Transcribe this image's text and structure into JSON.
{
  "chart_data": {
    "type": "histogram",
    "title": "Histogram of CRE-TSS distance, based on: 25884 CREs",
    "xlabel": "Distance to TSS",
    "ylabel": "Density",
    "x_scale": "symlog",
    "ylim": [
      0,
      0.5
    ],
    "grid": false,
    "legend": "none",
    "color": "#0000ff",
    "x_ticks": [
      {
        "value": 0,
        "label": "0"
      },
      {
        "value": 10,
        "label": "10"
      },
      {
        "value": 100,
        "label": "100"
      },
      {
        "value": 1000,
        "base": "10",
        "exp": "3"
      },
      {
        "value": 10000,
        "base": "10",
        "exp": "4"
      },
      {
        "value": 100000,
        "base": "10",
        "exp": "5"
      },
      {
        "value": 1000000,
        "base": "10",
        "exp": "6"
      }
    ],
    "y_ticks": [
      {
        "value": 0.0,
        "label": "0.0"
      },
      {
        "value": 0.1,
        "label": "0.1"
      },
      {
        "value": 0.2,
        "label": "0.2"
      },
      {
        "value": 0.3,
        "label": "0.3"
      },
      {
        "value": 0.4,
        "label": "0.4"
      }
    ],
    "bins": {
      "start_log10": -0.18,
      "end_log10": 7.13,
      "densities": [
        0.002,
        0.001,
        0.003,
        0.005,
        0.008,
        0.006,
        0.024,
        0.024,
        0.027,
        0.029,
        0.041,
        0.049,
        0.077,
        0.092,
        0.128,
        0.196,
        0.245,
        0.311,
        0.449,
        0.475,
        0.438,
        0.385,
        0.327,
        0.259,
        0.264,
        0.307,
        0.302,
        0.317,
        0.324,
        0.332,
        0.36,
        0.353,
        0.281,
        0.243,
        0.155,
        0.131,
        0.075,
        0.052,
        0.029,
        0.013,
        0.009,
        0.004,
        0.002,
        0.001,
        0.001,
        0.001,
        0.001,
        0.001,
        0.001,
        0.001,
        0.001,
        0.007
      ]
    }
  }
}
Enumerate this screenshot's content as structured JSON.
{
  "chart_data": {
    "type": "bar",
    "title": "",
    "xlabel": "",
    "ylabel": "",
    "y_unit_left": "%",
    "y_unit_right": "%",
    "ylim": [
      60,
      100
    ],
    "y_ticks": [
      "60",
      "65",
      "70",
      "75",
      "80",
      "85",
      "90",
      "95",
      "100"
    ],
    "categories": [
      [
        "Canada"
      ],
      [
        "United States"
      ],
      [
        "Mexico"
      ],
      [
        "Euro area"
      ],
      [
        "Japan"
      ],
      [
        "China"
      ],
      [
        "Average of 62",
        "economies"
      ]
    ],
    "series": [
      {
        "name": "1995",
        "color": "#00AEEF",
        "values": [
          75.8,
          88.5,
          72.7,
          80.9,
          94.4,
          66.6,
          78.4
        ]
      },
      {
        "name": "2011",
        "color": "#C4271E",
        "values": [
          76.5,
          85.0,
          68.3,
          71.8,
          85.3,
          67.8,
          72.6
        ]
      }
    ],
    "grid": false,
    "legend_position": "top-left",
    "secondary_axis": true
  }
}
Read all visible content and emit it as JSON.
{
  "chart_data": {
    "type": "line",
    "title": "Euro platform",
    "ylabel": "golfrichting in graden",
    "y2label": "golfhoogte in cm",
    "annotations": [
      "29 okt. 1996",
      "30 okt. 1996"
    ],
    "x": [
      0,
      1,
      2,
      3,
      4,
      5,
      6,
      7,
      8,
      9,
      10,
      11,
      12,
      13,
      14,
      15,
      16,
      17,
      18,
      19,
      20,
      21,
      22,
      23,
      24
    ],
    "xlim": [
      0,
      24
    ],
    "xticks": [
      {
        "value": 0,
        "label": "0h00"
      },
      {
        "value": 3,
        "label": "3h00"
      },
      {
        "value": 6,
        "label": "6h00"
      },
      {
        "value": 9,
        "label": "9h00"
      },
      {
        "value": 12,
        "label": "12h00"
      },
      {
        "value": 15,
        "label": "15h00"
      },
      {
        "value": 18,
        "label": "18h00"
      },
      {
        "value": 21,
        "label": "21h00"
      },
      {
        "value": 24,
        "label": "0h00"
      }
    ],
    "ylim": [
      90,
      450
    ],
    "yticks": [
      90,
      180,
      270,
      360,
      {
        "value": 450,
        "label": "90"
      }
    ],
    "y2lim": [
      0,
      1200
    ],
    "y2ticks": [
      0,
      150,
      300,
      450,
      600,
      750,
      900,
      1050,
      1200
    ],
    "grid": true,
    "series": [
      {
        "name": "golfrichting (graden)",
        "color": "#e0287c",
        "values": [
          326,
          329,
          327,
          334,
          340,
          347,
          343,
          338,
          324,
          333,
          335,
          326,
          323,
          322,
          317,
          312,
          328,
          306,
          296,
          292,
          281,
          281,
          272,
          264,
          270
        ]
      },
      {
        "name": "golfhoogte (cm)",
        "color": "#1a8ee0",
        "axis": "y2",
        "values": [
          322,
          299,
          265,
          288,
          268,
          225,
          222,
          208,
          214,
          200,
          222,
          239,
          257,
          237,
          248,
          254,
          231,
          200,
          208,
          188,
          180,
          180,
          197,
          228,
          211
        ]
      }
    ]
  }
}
····················
▶ Challenge:
Look through the data above. Copy every line with the string "content" in it.

▶ Written response:
Enumerate this screenshot's content as structured JSON.
Read all visible content and emit it as JSON.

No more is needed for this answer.